> _What needs to be done_:
Give the total number of lines with the word "label" in them, and no other words.
▽
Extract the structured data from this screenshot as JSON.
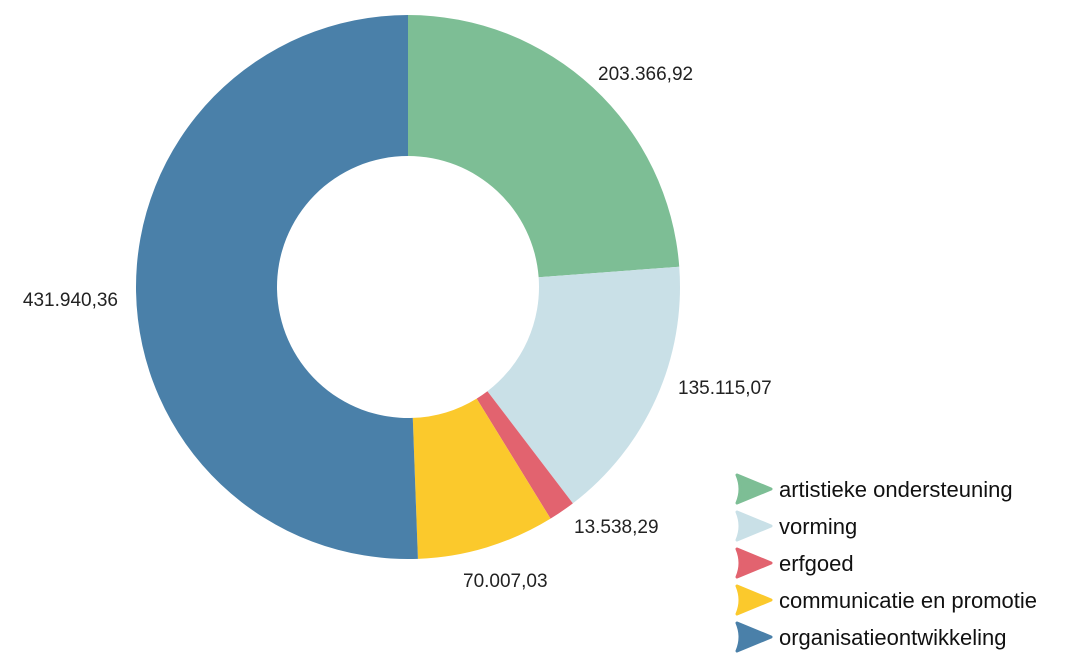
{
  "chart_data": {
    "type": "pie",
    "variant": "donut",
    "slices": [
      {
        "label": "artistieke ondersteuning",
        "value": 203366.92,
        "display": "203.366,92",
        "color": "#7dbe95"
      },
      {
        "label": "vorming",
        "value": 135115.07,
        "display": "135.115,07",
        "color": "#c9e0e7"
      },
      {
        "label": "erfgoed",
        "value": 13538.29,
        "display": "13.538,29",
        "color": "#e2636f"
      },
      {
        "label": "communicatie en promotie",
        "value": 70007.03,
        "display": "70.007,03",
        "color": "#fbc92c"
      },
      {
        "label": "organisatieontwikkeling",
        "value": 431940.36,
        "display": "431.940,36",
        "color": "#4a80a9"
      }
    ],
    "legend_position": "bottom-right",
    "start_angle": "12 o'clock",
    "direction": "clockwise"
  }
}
△
> _Response for this exercise_:
5